MATERIAL PROVIDED |
━━━━━━━━━━━━━━━━
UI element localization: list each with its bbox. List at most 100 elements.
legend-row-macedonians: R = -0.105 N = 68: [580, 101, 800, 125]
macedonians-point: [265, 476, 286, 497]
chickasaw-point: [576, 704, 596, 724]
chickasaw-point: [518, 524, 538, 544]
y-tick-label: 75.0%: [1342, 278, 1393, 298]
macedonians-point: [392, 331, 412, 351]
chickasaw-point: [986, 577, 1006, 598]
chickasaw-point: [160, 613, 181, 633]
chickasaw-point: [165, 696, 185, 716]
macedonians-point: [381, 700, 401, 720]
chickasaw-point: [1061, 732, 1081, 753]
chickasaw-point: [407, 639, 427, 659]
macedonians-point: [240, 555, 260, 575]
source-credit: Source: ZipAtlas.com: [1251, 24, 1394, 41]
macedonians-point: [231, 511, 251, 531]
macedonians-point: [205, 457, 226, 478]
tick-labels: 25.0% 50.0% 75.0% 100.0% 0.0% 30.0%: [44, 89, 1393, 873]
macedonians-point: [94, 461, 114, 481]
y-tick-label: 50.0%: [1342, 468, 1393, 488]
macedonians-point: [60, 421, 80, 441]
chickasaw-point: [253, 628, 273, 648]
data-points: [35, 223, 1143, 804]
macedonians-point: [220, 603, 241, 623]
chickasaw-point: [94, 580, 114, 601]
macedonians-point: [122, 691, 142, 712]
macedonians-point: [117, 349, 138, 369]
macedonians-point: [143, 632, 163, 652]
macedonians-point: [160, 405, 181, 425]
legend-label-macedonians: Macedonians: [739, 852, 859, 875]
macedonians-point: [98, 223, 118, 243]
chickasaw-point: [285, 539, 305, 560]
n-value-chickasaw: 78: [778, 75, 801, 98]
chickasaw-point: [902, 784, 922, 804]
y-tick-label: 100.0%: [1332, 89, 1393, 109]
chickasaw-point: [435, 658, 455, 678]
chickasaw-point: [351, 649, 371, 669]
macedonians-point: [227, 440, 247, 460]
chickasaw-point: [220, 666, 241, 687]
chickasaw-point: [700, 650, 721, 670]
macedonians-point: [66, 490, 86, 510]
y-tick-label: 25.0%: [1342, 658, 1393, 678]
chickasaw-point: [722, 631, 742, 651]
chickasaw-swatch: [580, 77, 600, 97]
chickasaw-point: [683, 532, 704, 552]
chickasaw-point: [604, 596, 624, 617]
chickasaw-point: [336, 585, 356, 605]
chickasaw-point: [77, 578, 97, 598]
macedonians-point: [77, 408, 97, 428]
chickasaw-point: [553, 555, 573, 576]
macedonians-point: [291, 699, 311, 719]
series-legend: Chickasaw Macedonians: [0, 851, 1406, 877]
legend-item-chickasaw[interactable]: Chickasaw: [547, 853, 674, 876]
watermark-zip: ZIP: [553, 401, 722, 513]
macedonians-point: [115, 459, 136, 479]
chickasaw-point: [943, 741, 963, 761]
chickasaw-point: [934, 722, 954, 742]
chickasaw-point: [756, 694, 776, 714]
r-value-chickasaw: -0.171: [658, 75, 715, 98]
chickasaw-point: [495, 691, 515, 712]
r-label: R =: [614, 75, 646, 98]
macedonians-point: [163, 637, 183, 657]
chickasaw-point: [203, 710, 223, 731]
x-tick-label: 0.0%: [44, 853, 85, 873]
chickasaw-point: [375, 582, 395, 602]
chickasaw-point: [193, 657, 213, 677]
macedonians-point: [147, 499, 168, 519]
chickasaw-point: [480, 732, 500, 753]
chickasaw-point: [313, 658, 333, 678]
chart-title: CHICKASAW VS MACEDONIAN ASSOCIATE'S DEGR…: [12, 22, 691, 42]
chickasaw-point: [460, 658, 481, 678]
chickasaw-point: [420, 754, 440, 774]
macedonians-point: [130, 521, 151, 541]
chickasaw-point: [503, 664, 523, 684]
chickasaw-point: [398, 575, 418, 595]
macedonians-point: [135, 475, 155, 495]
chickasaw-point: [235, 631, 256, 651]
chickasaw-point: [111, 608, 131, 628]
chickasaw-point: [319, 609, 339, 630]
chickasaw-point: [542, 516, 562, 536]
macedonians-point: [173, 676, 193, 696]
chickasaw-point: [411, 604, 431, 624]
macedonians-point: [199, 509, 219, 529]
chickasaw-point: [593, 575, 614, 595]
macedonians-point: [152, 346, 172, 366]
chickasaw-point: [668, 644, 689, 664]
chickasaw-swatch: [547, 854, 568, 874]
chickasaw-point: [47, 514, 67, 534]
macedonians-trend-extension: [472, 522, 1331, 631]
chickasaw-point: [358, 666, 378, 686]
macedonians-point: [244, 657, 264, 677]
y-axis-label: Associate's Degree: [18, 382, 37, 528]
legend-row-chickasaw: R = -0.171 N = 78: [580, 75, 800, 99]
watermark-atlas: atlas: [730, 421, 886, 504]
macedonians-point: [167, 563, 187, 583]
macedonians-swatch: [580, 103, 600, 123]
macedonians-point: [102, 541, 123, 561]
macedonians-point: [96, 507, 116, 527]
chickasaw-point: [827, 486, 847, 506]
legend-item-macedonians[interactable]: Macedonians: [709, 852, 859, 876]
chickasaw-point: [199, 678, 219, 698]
━━━━━━━━━━━━━━━━
STATED EXERCISE |
Rewrite these lines with every "chickasaw-point" swapped for "chickasaw-dot", leaving everything else untouched.

EXERCISE OUTPUT |
UI element localization: list each with its bbox. List at most 100 elements.
legend-row-macedonians: R = -0.105 N = 68: [580, 101, 800, 125]
macedonians-point: [265, 476, 286, 497]
chickasaw-dot: [576, 704, 596, 724]
chickasaw-dot: [518, 524, 538, 544]
y-tick-label: 75.0%: [1342, 278, 1393, 298]
macedonians-point: [392, 331, 412, 351]
chickasaw-dot: [986, 577, 1006, 598]
chickasaw-dot: [160, 613, 181, 633]
chickasaw-dot: [165, 696, 185, 716]
macedonians-point: [381, 700, 401, 720]
chickasaw-dot: [1061, 732, 1081, 753]
chickasaw-dot: [407, 639, 427, 659]
macedonians-point: [240, 555, 260, 575]
source-credit: Source: ZipAtlas.com: [1251, 24, 1394, 41]
macedonians-point: [231, 511, 251, 531]
macedonians-point: [205, 457, 226, 478]
tick-labels: 25.0% 50.0% 75.0% 100.0% 0.0% 30.0%: [44, 89, 1393, 873]
macedonians-point: [94, 461, 114, 481]
y-tick-label: 50.0%: [1342, 468, 1393, 488]
macedonians-point: [60, 421, 80, 441]
chickasaw-dot: [253, 628, 273, 648]
data-points: [35, 223, 1143, 804]
macedonians-point: [220, 603, 241, 623]
chickasaw-dot: [94, 580, 114, 601]
macedonians-point: [122, 691, 142, 712]
macedonians-point: [117, 349, 138, 369]
macedonians-point: [143, 632, 163, 652]
macedonians-point: [160, 405, 181, 425]
legend-label-macedonians: Macedonians: [739, 852, 859, 875]
macedonians-point: [98, 223, 118, 243]
chickasaw-dot: [285, 539, 305, 560]
n-value-chickasaw: 78: [778, 75, 801, 98]
chickasaw-dot: [902, 784, 922, 804]
y-tick-label: 100.0%: [1332, 89, 1393, 109]
chickasaw-dot: [435, 658, 455, 678]
chickasaw-dot: [351, 649, 371, 669]
macedonians-point: [227, 440, 247, 460]
chickasaw-dot: [220, 666, 241, 687]
chickasaw-dot: [700, 650, 721, 670]
macedonians-point: [66, 490, 86, 510]
y-tick-label: 25.0%: [1342, 658, 1393, 678]
chickasaw-dot: [722, 631, 742, 651]
chickasaw-swatch: [580, 77, 600, 97]
chickasaw-dot: [683, 532, 704, 552]
chickasaw-dot: [604, 596, 624, 617]
chickasaw-dot: [336, 585, 356, 605]
chickasaw-dot: [77, 578, 97, 598]
macedonians-point: [77, 408, 97, 428]
chickasaw-dot: [553, 555, 573, 576]
macedonians-point: [291, 699, 311, 719]
series-legend: Chickasaw Macedonians: [0, 851, 1406, 877]
legend-item-chickasaw[interactable]: Chickasaw: [547, 853, 674, 876]
watermark-zip: ZIP: [553, 401, 722, 513]
macedonians-point: [115, 459, 136, 479]
chickasaw-dot: [943, 741, 963, 761]
chickasaw-dot: [934, 722, 954, 742]
chickasaw-dot: [756, 694, 776, 714]
r-value-chickasaw: -0.171: [658, 75, 715, 98]
chickasaw-dot: [495, 691, 515, 712]
r-label: R =: [614, 75, 646, 98]
macedonians-point: [163, 637, 183, 657]
chickasaw-dot: [203, 710, 223, 731]
x-tick-label: 0.0%: [44, 853, 85, 873]
chickasaw-dot: [375, 582, 395, 602]
chickasaw-dot: [193, 657, 213, 677]
macedonians-point: [147, 499, 168, 519]
chickasaw-dot: [480, 732, 500, 753]
chickasaw-dot: [313, 658, 333, 678]
chart-title: CHICKASAW VS MACEDONIAN ASSOCIATE'S DEGR…: [12, 22, 691, 42]
chickasaw-dot: [460, 658, 481, 678]
chickasaw-dot: [420, 754, 440, 774]
macedonians-point: [130, 521, 151, 541]
chickasaw-dot: [503, 664, 523, 684]
chickasaw-dot: [398, 575, 418, 595]
macedonians-point: [135, 475, 155, 495]
chickasaw-dot: [235, 631, 256, 651]
chickasaw-dot: [111, 608, 131, 628]
chickasaw-dot: [319, 609, 339, 630]
chickasaw-dot: [542, 516, 562, 536]
macedonians-point: [173, 676, 193, 696]
chickasaw-dot: [411, 604, 431, 624]
macedonians-point: [199, 509, 219, 529]
chickasaw-dot: [593, 575, 614, 595]
macedonians-point: [152, 346, 172, 366]
chickasaw-dot: [668, 644, 689, 664]
chickasaw-swatch: [547, 854, 568, 874]
chickasaw-dot: [47, 514, 67, 534]
macedonians-trend-extension: [472, 522, 1331, 631]
chickasaw-dot: [358, 666, 378, 686]
macedonians-point: [244, 657, 264, 677]
y-axis-label: Associate's Degree: [18, 382, 37, 528]
legend-row-chickasaw: R = -0.171 N = 78: [580, 75, 800, 99]
watermark-atlas: atlas: [730, 421, 886, 504]
macedonians-point: [167, 563, 187, 583]
macedonians-swatch: [580, 103, 600, 123]
macedonians-point: [102, 541, 123, 561]
macedonians-point: [96, 507, 116, 527]
chickasaw-dot: [827, 486, 847, 506]
legend-item-macedonians[interactable]: Macedonians: [709, 852, 859, 876]
chickasaw-dot: [199, 678, 219, 698]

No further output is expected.